Task statement. Note each line where "theoretical" appears, and copy it.

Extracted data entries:

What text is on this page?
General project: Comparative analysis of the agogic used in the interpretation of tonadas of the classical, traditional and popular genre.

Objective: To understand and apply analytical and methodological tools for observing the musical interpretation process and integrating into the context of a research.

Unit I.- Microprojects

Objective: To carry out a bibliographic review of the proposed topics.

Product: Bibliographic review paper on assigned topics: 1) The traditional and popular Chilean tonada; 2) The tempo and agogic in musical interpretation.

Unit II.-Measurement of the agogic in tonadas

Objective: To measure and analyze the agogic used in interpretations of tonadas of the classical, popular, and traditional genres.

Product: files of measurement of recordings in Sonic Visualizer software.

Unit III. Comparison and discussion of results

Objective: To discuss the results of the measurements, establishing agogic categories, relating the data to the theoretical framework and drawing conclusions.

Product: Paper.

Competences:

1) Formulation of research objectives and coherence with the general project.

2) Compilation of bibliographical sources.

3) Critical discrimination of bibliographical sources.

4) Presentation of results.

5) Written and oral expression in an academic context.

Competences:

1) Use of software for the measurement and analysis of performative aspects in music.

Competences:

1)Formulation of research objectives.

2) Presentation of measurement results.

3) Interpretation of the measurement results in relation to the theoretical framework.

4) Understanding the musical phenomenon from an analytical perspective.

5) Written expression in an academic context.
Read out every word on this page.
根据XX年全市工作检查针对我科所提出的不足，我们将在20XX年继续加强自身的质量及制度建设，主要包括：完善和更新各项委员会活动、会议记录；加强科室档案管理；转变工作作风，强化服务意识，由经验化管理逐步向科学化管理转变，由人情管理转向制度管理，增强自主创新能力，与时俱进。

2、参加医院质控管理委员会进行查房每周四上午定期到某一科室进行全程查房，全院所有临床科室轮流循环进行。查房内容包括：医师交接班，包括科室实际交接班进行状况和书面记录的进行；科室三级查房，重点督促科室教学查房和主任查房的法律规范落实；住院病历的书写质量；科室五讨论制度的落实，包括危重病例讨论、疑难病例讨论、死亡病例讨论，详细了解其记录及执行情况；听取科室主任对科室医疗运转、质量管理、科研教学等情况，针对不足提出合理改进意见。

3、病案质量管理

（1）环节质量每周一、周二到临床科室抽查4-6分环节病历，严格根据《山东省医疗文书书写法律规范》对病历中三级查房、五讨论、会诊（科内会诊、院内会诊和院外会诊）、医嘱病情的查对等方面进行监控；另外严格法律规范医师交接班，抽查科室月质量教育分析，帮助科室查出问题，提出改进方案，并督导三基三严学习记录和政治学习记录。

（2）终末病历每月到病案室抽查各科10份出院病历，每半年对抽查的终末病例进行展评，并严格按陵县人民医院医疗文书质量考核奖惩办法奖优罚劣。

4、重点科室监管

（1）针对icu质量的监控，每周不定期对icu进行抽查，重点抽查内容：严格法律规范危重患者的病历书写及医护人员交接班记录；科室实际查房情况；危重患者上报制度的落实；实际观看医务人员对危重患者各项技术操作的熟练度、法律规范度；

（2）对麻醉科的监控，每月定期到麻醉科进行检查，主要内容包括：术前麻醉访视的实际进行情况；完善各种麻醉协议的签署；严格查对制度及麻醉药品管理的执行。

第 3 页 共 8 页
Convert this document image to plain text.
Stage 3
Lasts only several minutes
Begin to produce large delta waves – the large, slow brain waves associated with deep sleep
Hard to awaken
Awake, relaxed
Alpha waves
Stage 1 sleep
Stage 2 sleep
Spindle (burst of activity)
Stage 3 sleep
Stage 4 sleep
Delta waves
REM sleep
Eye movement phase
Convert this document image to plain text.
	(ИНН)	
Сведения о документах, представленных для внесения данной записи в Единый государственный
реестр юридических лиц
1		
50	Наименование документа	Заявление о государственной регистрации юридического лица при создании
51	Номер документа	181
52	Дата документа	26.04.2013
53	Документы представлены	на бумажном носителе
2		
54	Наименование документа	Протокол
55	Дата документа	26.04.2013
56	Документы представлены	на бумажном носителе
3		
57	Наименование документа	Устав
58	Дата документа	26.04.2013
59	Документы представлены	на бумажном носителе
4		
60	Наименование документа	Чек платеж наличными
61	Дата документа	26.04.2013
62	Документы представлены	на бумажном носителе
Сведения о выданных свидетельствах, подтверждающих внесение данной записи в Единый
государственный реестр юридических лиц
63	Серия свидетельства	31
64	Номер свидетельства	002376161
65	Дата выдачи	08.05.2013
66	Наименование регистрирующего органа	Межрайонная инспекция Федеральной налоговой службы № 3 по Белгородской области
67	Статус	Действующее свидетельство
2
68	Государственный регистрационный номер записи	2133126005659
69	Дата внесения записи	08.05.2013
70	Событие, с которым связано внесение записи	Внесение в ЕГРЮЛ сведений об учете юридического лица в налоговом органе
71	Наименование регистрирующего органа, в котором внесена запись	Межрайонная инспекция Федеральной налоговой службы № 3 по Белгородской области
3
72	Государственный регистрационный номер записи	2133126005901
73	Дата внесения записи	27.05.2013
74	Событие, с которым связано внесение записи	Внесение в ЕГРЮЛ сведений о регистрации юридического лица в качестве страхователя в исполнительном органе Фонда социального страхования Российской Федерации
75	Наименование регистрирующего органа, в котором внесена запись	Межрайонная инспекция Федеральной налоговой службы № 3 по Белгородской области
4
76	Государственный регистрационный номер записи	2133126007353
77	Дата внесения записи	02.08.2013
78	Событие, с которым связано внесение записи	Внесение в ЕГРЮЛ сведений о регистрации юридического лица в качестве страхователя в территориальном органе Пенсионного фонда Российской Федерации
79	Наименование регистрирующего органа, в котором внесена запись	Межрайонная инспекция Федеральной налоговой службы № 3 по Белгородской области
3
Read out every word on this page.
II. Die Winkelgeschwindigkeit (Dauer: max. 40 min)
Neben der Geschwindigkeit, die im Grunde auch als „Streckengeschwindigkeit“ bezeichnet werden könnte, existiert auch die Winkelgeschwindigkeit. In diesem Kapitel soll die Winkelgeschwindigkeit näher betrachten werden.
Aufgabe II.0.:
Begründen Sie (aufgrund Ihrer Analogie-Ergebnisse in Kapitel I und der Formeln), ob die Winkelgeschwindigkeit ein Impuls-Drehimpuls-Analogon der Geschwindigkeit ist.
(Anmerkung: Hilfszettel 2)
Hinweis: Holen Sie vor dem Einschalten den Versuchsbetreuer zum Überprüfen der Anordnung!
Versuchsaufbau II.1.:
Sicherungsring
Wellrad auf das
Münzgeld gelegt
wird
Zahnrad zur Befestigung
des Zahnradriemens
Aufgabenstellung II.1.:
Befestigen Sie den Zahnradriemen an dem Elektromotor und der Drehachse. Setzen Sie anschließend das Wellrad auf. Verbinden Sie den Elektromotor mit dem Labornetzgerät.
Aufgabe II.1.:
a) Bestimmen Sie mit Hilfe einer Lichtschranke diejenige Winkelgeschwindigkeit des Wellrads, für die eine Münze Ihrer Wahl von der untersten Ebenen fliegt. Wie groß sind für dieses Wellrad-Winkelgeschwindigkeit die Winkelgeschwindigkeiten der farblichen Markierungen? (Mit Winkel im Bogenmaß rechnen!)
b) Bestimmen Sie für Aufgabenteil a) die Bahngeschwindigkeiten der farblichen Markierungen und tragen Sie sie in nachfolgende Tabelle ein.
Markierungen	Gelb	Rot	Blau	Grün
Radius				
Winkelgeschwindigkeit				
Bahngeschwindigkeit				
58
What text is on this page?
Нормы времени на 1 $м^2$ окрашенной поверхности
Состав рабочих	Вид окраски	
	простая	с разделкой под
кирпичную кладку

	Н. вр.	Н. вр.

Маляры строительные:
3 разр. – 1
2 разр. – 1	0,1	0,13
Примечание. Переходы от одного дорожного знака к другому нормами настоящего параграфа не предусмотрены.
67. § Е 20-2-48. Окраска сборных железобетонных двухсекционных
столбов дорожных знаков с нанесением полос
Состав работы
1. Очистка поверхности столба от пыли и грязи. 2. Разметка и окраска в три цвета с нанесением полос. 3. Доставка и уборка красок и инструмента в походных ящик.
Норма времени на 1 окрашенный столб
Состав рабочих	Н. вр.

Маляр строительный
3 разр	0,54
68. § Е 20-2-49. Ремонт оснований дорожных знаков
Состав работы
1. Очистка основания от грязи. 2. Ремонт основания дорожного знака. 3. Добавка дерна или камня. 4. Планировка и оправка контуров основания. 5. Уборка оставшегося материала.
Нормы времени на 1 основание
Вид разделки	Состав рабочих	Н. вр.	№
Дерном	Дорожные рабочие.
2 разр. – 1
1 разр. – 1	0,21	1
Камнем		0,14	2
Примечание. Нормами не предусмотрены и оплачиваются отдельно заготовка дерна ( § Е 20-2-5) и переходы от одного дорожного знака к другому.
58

Full response.
Objective: To discuss the results of the measurements, establishing agogic categories, relating the data to the theoretical framework and drawing conclusions.
3) Interpretation of the measurement results in relation to the theoretical framework.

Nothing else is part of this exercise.